## What you have to do
Scan the data below for the string "Please". Show every line where it turns up.

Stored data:

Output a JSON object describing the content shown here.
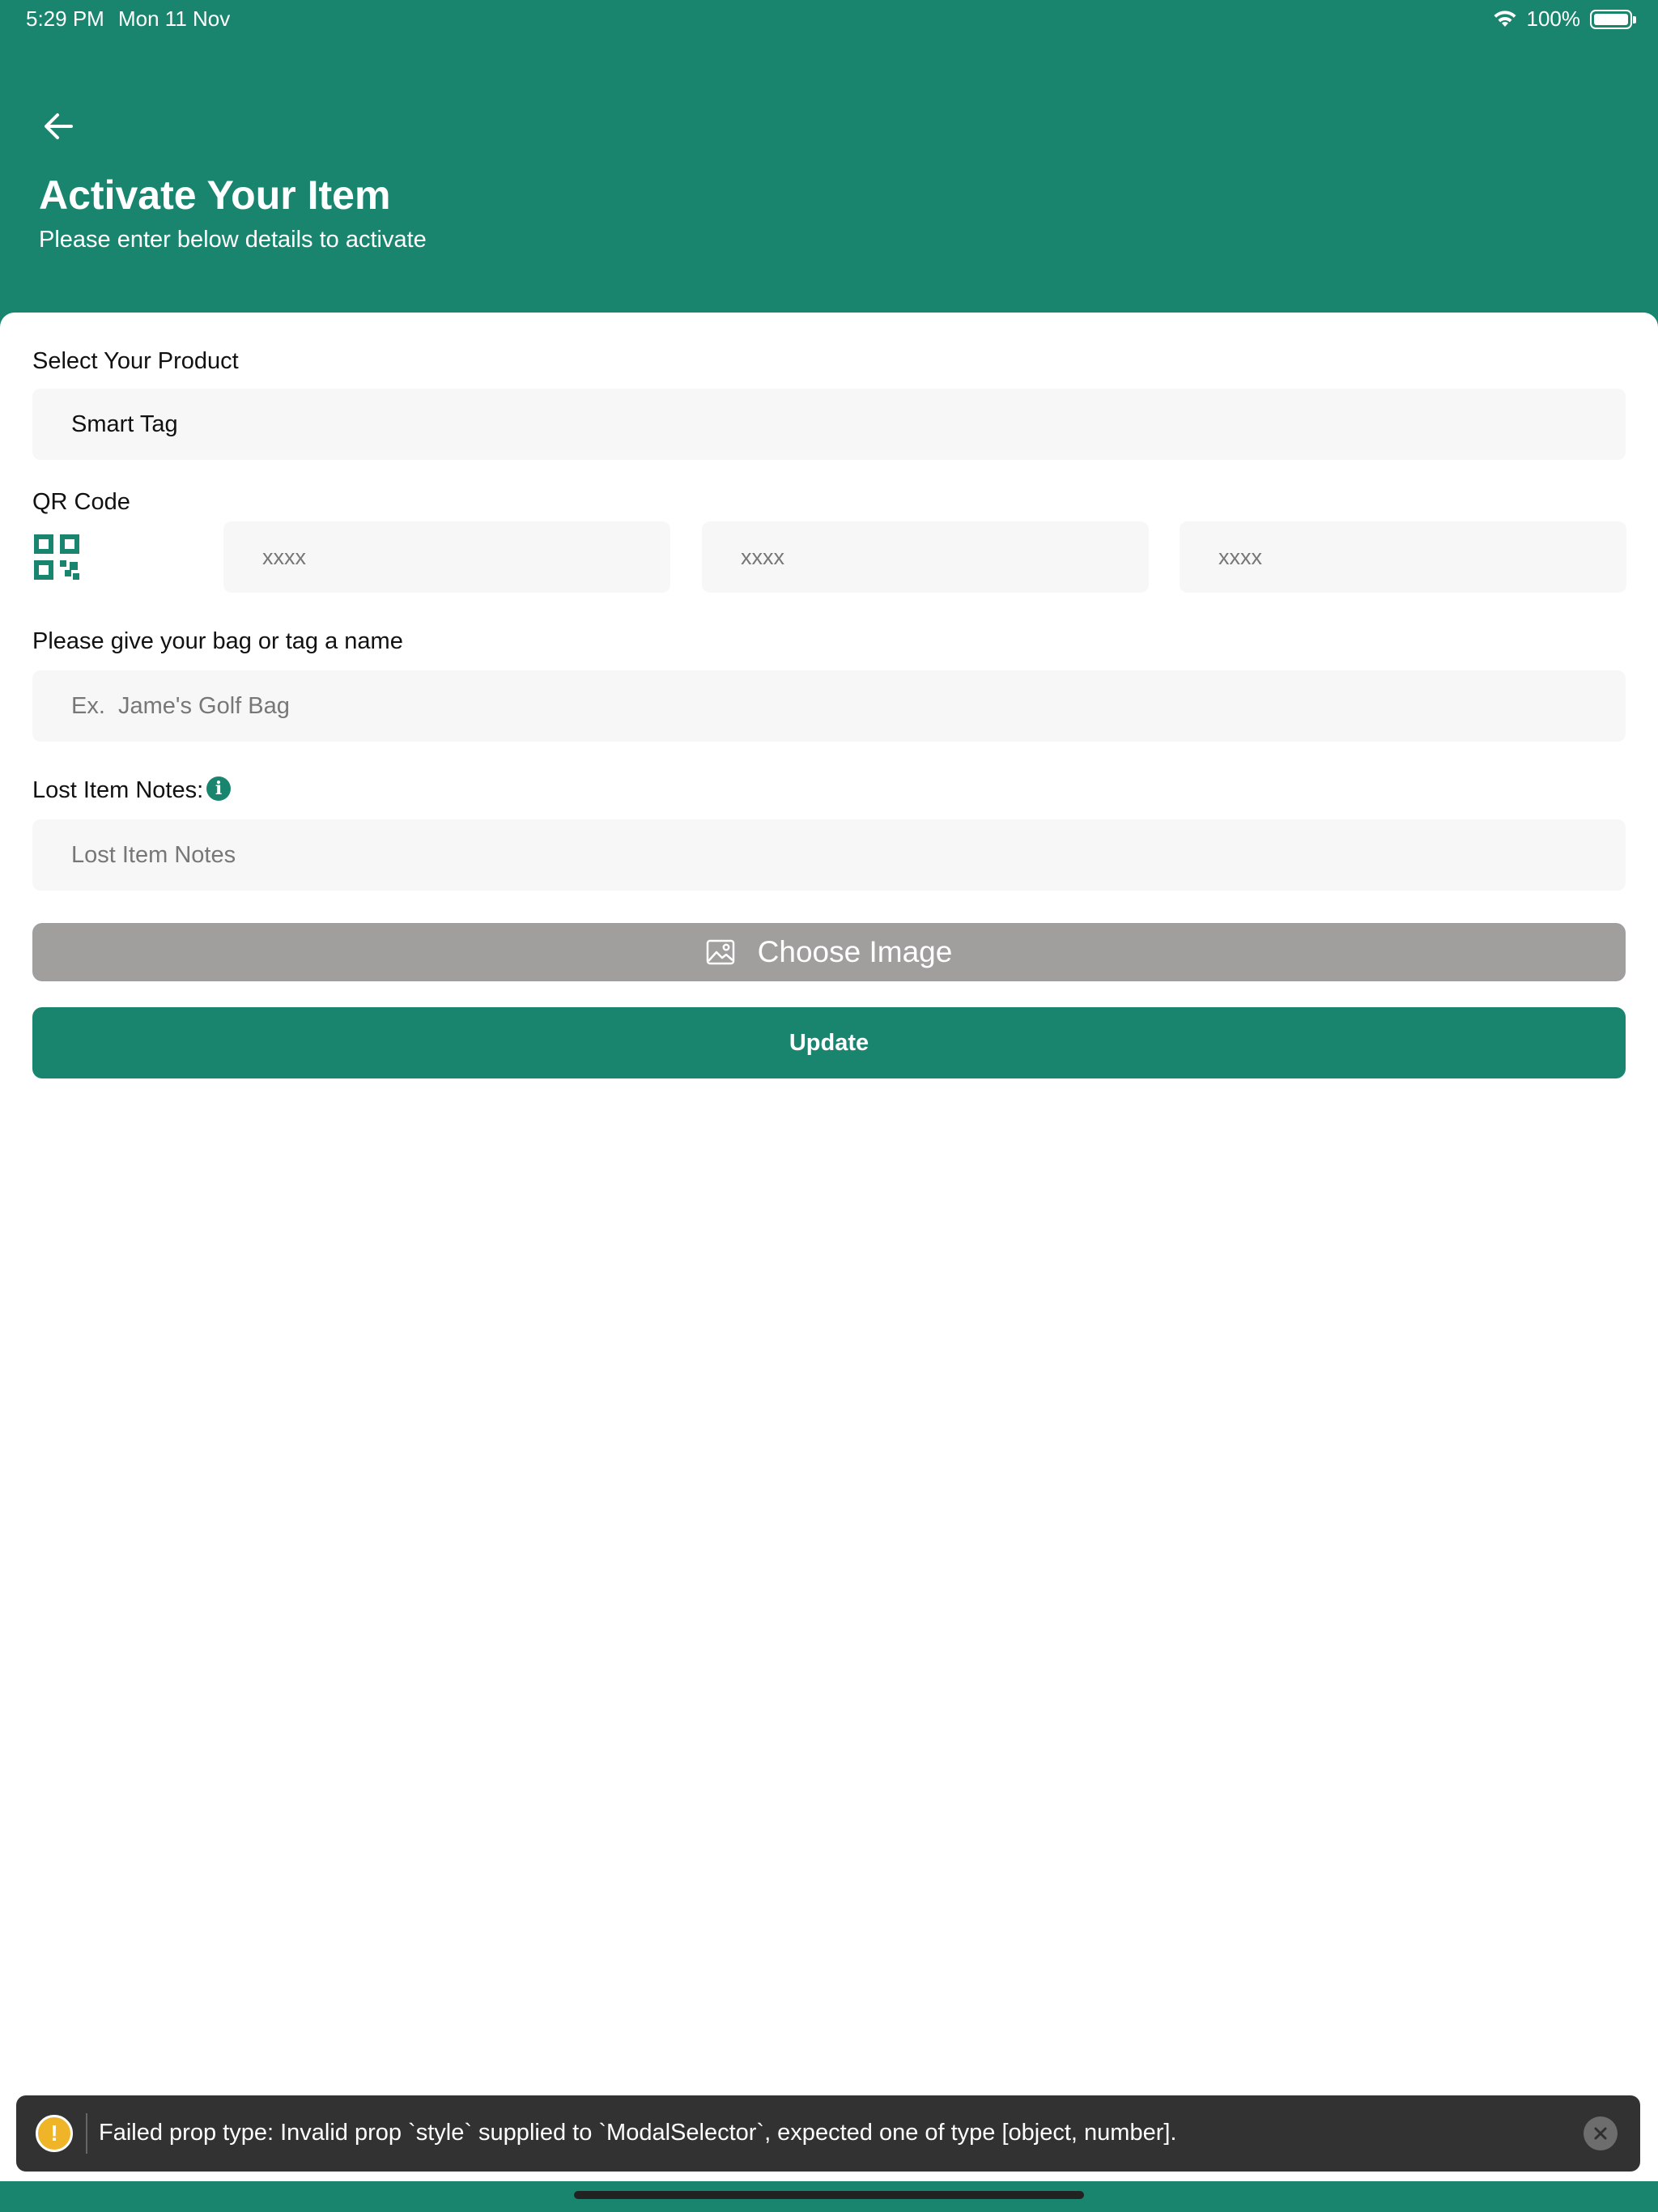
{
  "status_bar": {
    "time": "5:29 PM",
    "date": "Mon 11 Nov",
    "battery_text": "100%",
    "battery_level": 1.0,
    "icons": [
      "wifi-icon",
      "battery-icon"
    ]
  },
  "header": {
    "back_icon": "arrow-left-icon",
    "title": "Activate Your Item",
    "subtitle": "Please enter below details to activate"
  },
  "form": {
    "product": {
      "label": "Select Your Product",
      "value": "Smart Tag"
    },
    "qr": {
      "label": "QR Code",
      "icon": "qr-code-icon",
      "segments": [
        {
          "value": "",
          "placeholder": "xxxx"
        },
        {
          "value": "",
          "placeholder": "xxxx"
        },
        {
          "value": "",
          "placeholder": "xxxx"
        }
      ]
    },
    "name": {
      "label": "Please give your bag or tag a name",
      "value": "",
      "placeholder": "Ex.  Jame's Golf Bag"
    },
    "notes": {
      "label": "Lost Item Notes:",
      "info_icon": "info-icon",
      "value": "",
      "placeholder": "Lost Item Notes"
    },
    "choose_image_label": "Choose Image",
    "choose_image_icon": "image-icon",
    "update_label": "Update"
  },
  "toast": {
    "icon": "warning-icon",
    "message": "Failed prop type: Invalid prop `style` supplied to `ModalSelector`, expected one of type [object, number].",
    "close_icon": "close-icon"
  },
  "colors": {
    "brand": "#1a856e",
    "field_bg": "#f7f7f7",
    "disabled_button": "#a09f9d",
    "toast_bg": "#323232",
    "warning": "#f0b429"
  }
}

...

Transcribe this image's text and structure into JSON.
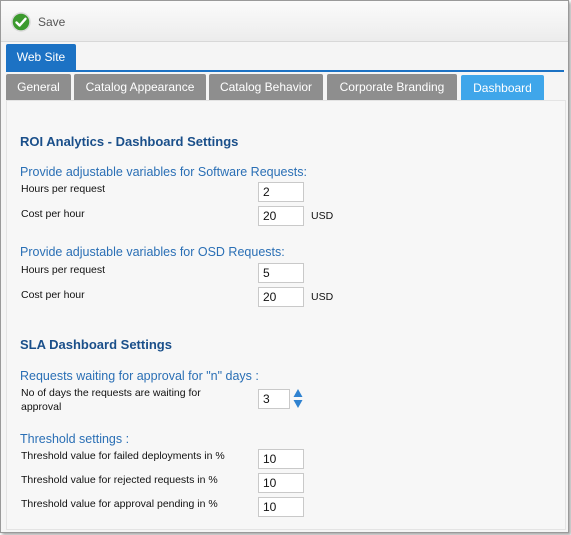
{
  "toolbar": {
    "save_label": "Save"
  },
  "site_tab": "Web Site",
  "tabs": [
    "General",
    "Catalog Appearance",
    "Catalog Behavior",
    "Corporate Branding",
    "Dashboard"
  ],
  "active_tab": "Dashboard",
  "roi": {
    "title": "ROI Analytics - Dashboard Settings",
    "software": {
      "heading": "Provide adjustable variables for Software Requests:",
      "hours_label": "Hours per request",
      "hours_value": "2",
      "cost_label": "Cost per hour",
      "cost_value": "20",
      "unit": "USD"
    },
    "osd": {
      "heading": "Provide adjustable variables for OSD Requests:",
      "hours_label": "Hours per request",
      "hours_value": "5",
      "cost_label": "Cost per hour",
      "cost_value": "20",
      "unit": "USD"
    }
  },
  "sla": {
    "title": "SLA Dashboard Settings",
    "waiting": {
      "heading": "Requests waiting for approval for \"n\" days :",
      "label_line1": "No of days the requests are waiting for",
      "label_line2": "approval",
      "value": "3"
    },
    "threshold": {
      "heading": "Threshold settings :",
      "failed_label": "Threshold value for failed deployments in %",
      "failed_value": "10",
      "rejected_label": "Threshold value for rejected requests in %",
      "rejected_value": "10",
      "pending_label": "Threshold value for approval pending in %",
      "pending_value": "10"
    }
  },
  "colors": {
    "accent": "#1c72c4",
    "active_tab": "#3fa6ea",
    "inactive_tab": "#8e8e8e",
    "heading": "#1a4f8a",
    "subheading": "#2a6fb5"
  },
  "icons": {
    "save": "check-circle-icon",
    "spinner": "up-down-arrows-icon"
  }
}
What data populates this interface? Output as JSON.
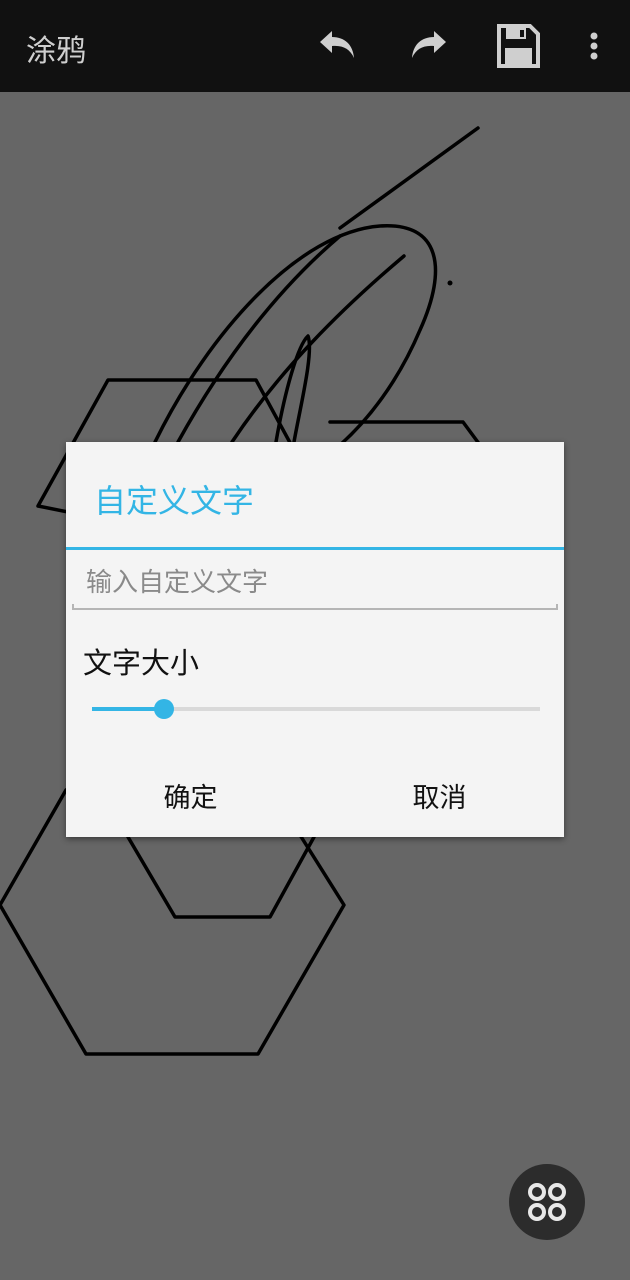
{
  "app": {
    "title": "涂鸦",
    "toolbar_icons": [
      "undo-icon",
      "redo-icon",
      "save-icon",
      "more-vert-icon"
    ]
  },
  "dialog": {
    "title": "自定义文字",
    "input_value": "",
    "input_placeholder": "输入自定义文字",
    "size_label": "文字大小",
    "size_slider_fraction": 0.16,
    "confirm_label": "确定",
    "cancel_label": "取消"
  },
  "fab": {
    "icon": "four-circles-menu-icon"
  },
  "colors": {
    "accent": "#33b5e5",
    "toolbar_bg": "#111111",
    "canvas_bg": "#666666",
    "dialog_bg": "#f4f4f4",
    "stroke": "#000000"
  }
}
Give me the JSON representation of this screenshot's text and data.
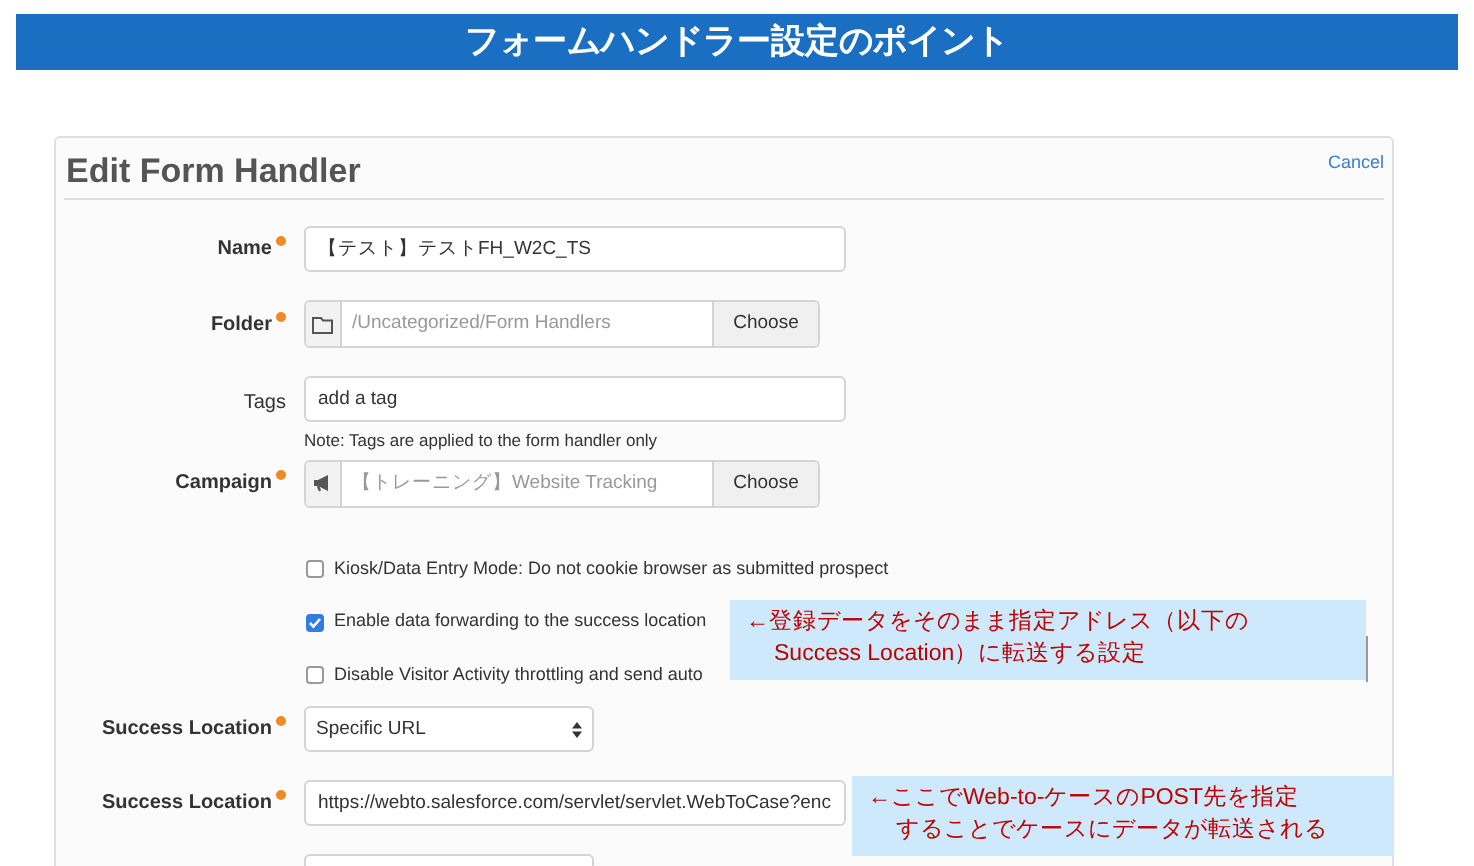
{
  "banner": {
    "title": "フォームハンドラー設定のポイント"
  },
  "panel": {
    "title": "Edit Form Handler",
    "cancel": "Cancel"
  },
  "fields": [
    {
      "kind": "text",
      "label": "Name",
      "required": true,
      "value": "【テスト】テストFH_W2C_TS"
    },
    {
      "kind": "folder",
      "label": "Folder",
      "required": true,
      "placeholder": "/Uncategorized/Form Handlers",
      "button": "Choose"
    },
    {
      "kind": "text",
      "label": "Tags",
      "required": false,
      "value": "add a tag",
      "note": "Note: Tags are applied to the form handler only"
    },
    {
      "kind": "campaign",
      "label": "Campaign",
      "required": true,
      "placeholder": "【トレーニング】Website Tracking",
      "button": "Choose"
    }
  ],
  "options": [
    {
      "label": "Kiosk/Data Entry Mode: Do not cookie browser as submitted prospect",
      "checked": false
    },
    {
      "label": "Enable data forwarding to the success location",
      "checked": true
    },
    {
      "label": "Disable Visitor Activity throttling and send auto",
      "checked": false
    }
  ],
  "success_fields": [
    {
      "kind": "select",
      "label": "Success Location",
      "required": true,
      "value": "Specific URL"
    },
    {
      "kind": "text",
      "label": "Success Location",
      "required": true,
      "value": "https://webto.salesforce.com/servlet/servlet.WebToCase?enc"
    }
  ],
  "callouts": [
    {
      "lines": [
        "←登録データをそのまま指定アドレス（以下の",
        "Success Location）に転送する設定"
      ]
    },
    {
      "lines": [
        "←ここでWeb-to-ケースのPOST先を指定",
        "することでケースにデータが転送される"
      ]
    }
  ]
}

## Written answer
    "subtitle": "Please enter below details to activate"
      "label": "Please give your bag or tag a name",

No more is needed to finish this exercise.